== Exercise brief ==
Repeat the whole listing exactly as written.
----------------------------------------
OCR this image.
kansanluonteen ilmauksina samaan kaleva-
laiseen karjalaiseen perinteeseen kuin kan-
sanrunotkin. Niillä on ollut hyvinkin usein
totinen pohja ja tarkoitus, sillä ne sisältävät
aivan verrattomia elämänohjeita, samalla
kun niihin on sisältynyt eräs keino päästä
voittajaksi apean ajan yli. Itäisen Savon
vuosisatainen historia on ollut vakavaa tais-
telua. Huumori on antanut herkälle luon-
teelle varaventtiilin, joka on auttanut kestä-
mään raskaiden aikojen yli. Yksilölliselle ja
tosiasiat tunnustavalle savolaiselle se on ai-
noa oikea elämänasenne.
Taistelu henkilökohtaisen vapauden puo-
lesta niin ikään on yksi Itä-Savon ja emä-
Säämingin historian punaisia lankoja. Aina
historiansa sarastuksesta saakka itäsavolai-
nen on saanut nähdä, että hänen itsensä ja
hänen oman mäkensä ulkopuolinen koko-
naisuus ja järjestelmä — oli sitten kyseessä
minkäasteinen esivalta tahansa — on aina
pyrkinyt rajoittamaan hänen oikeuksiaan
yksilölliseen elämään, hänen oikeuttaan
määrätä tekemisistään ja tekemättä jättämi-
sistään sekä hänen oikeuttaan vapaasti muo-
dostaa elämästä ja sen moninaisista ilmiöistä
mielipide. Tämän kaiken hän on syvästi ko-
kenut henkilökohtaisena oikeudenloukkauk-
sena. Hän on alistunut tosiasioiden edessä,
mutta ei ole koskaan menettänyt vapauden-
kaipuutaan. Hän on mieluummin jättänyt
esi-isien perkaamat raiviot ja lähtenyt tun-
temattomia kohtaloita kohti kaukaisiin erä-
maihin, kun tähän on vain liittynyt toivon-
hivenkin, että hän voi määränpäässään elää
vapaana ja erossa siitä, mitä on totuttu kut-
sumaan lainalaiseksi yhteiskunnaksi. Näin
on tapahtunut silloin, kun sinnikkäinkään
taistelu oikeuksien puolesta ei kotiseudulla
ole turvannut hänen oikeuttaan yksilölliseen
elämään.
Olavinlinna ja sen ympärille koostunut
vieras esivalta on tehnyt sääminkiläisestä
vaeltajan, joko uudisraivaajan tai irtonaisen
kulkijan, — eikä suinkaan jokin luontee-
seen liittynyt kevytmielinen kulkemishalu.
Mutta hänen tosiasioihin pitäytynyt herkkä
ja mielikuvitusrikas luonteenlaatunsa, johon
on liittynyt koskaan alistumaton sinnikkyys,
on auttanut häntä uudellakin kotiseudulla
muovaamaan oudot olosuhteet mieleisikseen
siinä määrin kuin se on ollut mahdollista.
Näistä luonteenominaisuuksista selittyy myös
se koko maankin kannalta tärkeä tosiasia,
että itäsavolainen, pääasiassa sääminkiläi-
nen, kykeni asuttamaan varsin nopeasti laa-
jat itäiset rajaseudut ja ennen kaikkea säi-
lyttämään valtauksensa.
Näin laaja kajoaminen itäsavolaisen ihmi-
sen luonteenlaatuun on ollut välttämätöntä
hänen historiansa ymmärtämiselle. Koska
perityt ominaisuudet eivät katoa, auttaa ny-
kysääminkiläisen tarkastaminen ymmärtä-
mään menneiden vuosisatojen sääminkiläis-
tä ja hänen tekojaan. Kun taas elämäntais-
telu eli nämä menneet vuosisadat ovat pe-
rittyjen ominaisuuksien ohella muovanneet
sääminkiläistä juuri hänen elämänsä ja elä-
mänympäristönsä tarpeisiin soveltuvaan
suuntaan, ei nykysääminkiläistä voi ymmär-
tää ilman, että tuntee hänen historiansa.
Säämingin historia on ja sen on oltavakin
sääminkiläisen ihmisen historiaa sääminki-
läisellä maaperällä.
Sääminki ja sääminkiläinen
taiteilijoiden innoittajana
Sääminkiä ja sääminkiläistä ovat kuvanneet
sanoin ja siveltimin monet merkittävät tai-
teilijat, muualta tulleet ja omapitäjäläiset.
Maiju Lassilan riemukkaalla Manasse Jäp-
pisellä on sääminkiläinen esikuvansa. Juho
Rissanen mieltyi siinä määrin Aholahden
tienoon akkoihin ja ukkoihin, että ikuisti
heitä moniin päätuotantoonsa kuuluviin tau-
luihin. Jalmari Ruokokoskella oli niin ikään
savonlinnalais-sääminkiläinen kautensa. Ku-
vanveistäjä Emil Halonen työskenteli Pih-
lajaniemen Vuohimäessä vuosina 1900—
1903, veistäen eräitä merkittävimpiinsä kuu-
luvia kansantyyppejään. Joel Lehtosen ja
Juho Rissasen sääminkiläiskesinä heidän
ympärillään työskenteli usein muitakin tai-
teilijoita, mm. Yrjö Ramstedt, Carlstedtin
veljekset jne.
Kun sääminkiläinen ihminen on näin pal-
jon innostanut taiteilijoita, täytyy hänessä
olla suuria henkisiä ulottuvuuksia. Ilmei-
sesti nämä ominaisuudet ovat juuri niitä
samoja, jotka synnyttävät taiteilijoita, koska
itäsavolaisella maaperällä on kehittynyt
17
----------------------------------------
== Complete answer ==
OCR this image.
kansanluonteen ilmauksina samaan kaleva-
laiseen karjalaiseen perinteeseen kuin kan-
sanrunotkin. Niillä on ollut hyvinkin usein
totinen pohja ja tarkoitus, sillä ne sisältävät
aivan verrattomia elämänohjeita, samalla
kun niihin on sisältynyt eräs keino päästä
voittajaksi apean ajan yli. Itäisen Savon
vuosisatainen historia on ollut vakavaa tais-
telua. Huumori on antanut herkälle luon-
teelle varaventtiilin, joka on auttanut kestä-
mään raskaiden aikojen yli. Yksilölliselle ja
tosiasiat tunnustavalle savolaiselle se on ai-
noa oikea elämänasenne.
Taistelu henkilökohtaisen vapauden puo-
lesta niin ikään on yksi Itä-Savon ja emä-
Säämingin historian punaisia lankoja. Aina
historiansa sarastuksesta saakka itäsavolai-
nen on saanut nähdä, että hänen itsensä ja
hänen oman mäkensä ulkopuolinen koko-
naisuus ja järjestelmä — oli sitten kyseessä
minkäasteinen esivalta tahansa — on aina
pyrkinyt rajoittamaan hänen oikeuksiaan
yksilölliseen elämään, hänen oikeuttaan
määrätä tekemisistään ja tekemättä jättämi-
sistään sekä hänen oikeuttaan vapaasti muo-
dostaa elämästä ja sen moninaisista ilmiöistä
mielipide. Tämän kaiken hän on syvästi ko-
kenut henkilökohtaisena oikeudenloukkauk-
sena. Hän on alistunut tosiasioiden edessä,
mutta ei ole koskaan menettänyt vapauden-
kaipuutaan. Hän on mieluummin jättänyt
esi-isien perkaamat raiviot ja lähtenyt tun-
temattomia kohtaloita kohti kaukaisiin erä-
maihin, kun tähän on vain liittynyt toivon-
hivenkin, että hän voi määränpäässään elää
vapaana ja erossa siitä, mitä on totuttu kut-
sumaan lainalaiseksi yhteiskunnaksi. Näin
on tapahtunut silloin, kun sinnikkäinkään
taistelu oikeuksien puolesta ei kotiseudulla
ole turvannut hänen oikeuttaan yksilölliseen
elämään.
Olavinlinna ja sen ympärille koostunut
vieras esivalta on tehnyt sääminkiläisestä
vaeltajan, joko uudisraivaajan tai irtonaisen
kulkijan, — eikä suinkaan jokin luontee-
seen liittynyt kevytmielinen kulkemishalu.
Mutta hänen tosiasioihin pitäytynyt herkkä
ja mielikuvitusrikas luonteenlaatunsa, johon
on liittynyt koskaan alistumaton sinnikkyys,
on auttanut häntä uudellakin kotiseudulla
muovaamaan oudot olosuhteet mieleisikseen
siinä määrin kuin se on ollut mahdollista.
Näistä luonteenominaisuuksista selittyy myös
se koko maankin kannalta tärkeä tosiasia,
että itäsavolainen, pääasiassa sääminkiläi-
nen, kykeni asuttamaan varsin nopeasti laa-
jat itäiset rajaseudut ja ennen kaikkea säi-
lyttämään valtauksensa.
Näin laaja kajoaminen itäsavolaisen ihmi-
sen luonteenlaatuun on ollut välttämätöntä
hänen historiansa ymmärtämiselle. Koska
perityt ominaisuudet eivät katoa, auttaa ny-
kysääminkiläisen tarkastaminen ymmärtä-
mään menneiden vuosisatojen sääminkiläis-
tä ja hänen tekojaan. Kun taas elämäntais-
telu eli nämä menneet vuosisadat ovat pe-
rittyjen ominaisuuksien ohella muovanneet
sääminkiläistä juuri hänen elämänsä ja elä-
mänympäristönsä tarpeisiin soveltuvaan
suuntaan, ei nykysääminkiläistä voi ymmär-
tää ilman, että tuntee hänen historiansa.
Säämingin historia on ja sen on oltavakin
sääminkiläisen ihmisen historiaa sääminki-
läisellä maaperällä.
Sääminki ja sääminkiläinen
taiteilijoiden innoittajana
Sääminkiä ja sääminkiläistä ovat kuvanneet
sanoin ja siveltimin monet merkittävät tai-
teilijat, muualta tulleet ja omapitäjäläiset.
Maiju Lassilan riemukkaalla Manasse Jäp-
pisellä on sääminkiläinen esikuvansa. Juho
Rissanen mieltyi siinä määrin Aholahden
tienoon akkoihin ja ukkoihin, että ikuisti
heitä moniin päätuotantoonsa kuuluviin tau-
luihin. Jalmari Ruokokoskella oli niin ikään
savonlinnalais-sääminkiläinen kautensa. Ku-
vanveistäjä Emil Halonen työskenteli Pih-
lajaniemen Vuohimäessä vuosina 1900—
1903, veistäen eräitä merkittävimpiinsä kuu-
luvia kansantyyppejään. Joel Lehtosen ja
Juho Rissasen sääminkiläiskesinä heidän
ympärillään työskenteli usein muitakin tai-
teilijoita, mm. Yrjö Ramstedt, Carlstedtin
veljekset jne.
Kun sääminkiläinen ihminen on näin pal-
jon innostanut taiteilijoita, täytyy hänessä
olla suuria henkisiä ulottuvuuksia. Ilmei-
sesti nämä ominaisuudet ovat juuri niitä
samoja, jotka synnyttävät taiteilijoita, koska
itäsavolaisella maaperällä on kehittynyt
17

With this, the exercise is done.